• TASK DETAILS
Report, as a bare number, how many lines contain the string "data".

# start of RAW RECORDS

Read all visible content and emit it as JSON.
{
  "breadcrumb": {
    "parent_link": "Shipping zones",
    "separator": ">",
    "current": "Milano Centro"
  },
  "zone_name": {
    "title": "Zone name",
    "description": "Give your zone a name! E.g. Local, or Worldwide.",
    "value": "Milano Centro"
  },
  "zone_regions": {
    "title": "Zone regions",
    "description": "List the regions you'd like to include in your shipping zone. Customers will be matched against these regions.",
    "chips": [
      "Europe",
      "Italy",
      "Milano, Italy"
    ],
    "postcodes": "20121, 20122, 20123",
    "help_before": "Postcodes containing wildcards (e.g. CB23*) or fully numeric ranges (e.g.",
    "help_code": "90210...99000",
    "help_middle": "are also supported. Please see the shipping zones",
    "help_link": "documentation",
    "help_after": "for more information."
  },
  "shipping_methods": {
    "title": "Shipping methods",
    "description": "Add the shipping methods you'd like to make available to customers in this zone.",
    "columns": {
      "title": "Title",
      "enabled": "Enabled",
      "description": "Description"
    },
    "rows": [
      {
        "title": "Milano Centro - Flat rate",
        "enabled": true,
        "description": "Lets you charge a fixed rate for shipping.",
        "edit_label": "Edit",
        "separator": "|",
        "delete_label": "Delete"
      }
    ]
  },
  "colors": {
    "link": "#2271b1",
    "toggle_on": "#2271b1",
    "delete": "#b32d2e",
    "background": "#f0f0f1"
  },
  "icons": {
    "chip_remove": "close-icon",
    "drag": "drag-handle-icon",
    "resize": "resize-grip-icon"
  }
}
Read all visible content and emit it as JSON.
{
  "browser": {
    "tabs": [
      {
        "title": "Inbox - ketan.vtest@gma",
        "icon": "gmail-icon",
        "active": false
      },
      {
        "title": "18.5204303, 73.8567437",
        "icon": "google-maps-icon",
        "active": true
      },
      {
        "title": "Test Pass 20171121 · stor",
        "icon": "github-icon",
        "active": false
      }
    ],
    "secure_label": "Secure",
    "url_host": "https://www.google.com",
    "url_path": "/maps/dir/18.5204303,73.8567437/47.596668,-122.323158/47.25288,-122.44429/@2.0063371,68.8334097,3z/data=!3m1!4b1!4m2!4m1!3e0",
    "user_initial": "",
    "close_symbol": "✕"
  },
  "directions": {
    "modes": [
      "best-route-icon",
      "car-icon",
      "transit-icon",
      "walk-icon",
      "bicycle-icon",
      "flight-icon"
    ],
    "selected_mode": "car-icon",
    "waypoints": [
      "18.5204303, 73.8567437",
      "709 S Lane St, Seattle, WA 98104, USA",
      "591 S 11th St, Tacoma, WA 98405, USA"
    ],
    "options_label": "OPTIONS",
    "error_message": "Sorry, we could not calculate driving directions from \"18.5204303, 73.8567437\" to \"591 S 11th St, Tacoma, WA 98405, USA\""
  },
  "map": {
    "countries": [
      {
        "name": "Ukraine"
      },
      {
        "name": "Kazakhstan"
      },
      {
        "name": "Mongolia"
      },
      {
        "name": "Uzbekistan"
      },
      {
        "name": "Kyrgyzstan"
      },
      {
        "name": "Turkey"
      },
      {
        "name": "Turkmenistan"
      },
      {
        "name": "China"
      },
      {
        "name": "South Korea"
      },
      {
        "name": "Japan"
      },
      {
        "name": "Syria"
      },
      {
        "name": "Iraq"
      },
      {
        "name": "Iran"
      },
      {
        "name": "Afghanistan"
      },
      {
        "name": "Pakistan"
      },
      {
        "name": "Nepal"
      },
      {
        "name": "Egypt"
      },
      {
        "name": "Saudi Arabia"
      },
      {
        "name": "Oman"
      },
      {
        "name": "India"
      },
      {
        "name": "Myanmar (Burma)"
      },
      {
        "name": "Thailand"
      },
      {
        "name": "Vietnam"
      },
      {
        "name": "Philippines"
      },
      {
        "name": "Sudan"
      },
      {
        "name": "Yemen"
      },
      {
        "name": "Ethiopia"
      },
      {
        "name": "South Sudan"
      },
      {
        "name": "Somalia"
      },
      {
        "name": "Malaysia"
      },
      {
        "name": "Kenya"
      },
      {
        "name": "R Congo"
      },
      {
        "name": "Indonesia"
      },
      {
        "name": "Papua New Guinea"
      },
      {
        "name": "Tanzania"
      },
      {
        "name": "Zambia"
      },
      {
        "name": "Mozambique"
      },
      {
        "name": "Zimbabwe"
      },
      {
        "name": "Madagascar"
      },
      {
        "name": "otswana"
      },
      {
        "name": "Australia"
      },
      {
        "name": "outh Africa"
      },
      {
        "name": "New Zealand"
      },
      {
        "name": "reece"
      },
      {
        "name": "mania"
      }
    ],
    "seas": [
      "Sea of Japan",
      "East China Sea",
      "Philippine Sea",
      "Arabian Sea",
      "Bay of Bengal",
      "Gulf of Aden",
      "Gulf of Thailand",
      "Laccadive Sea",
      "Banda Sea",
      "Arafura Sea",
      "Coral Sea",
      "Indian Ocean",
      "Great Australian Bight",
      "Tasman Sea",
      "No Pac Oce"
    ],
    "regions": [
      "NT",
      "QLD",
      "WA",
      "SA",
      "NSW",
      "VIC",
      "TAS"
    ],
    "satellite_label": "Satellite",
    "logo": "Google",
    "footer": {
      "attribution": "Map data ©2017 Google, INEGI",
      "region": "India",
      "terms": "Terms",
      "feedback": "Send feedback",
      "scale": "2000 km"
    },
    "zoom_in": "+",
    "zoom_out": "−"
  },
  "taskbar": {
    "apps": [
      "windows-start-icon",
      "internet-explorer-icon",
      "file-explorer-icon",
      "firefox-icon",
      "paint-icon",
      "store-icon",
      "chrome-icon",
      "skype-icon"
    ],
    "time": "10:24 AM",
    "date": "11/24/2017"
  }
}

# end of RAW RECORDS

• SOLUTION TO THIS TASK
2